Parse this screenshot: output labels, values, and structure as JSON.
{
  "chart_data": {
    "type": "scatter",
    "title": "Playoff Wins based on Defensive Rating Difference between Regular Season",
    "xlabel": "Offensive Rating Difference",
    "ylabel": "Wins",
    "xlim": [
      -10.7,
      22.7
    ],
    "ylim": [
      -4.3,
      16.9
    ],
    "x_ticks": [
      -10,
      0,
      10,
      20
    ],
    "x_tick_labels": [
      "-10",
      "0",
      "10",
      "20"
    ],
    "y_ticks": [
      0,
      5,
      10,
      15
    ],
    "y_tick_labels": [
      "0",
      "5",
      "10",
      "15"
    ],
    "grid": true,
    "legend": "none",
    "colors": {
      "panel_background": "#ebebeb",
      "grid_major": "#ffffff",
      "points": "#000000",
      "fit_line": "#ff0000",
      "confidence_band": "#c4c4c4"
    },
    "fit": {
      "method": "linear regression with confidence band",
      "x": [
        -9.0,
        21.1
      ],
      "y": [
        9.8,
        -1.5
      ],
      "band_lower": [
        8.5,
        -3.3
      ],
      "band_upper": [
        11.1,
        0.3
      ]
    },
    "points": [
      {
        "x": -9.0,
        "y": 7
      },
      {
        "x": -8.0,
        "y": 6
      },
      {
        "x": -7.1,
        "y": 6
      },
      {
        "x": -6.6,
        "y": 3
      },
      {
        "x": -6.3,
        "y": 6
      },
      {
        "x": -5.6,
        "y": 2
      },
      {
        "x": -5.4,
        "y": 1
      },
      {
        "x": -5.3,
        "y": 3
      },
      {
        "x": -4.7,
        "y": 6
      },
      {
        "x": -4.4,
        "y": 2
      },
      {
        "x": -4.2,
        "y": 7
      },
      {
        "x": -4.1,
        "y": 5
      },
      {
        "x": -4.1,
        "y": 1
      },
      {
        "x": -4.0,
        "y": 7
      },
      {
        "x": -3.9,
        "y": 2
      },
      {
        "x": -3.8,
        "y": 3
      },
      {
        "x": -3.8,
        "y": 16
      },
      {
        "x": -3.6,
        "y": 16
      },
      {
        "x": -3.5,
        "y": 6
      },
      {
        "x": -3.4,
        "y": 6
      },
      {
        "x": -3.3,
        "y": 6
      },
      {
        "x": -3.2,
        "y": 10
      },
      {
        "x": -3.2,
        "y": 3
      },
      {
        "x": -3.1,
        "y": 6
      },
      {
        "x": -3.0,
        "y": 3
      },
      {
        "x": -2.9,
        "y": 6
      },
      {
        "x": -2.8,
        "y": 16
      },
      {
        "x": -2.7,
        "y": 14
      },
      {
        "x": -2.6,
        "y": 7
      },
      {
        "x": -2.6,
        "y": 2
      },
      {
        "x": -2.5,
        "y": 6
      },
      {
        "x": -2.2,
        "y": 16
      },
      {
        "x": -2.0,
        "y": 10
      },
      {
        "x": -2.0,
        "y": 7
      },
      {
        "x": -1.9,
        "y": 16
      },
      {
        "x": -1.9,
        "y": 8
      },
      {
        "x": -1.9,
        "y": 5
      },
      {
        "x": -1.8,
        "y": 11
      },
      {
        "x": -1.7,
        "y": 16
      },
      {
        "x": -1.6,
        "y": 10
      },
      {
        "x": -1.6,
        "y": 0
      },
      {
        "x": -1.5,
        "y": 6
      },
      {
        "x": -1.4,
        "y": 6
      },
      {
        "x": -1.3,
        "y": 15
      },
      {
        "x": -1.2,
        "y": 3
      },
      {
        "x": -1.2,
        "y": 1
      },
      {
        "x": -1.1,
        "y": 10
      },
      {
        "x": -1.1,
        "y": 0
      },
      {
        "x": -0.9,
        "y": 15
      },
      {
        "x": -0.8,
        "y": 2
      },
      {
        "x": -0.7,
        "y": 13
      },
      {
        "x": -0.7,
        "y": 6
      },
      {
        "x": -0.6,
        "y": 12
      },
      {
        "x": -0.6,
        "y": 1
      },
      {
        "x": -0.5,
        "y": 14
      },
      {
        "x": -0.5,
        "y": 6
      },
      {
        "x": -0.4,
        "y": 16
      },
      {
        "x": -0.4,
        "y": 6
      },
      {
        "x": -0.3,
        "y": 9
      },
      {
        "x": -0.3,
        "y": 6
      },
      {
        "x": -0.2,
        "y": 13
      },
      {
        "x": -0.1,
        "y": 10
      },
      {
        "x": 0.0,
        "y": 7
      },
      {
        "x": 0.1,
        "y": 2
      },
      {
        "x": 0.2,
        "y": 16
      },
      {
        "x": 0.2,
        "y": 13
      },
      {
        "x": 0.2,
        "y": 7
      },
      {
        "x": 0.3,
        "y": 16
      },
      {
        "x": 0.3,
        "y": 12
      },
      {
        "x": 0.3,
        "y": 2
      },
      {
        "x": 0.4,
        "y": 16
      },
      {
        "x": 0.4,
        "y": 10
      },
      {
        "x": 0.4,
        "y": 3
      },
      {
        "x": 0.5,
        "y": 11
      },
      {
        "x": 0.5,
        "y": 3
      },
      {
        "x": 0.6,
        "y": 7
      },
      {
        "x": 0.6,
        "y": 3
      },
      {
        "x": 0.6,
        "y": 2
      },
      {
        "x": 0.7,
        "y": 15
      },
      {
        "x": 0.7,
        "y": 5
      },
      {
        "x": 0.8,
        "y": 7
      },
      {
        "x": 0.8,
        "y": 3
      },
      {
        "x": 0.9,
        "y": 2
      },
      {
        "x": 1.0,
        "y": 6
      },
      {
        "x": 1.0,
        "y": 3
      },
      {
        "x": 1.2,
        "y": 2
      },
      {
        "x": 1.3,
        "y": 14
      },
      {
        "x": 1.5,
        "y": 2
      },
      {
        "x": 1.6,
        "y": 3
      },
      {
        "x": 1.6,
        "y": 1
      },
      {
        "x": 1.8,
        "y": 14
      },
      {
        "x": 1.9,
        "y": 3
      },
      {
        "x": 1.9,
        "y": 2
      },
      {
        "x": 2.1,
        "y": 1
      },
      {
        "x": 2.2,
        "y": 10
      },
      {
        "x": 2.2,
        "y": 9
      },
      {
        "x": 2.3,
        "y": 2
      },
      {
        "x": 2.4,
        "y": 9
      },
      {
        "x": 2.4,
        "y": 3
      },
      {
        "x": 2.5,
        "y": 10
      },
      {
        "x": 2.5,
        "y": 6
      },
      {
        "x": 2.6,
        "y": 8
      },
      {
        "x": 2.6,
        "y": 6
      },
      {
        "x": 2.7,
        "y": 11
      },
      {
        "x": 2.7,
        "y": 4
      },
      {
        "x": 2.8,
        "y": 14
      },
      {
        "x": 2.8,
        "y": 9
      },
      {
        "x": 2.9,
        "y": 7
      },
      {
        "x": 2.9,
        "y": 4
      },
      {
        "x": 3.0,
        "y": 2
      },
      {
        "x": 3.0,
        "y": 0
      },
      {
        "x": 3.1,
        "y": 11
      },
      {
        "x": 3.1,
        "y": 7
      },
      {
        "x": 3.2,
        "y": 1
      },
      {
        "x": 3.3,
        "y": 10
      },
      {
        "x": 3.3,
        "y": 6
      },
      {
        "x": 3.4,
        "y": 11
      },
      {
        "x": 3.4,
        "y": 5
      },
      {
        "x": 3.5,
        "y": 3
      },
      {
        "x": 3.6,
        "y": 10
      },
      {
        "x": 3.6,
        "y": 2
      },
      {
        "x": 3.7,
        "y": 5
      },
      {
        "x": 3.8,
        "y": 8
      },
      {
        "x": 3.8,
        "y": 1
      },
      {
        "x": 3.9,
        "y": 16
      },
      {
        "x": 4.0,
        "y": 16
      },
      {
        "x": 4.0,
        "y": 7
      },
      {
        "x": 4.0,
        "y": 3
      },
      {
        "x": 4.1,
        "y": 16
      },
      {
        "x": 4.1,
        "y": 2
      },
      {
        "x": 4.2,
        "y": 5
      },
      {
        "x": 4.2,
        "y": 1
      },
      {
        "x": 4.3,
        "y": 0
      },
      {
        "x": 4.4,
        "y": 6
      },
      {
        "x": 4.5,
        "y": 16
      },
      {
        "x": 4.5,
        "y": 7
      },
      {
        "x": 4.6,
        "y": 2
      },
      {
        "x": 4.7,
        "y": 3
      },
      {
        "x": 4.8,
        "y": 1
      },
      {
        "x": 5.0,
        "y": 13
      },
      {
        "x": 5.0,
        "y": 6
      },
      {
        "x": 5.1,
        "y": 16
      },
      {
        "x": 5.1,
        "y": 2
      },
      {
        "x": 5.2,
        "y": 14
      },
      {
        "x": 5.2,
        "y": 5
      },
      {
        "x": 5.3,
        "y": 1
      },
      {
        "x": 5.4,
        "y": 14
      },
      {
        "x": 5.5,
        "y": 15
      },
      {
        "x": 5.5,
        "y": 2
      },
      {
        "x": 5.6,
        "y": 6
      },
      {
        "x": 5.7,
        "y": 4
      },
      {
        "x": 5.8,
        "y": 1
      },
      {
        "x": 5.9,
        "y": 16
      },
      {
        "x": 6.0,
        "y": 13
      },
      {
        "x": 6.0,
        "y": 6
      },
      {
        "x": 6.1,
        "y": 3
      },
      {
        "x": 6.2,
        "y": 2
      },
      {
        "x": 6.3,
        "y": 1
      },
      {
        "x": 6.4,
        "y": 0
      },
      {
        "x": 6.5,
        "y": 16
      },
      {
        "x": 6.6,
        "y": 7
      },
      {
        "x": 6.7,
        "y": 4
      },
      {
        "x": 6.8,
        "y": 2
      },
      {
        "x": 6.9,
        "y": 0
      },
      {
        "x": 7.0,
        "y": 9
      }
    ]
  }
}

→ **GIVEN TASK**: Check each line above for the word "Difference", and copy the lines where it appears.

→ **ANSWER FOR THIS EXERCISE**:
    "title": "Playoff Wins based on Defensive Rating Difference between Regular Season",
    "xlabel": "Offensive Rating Difference",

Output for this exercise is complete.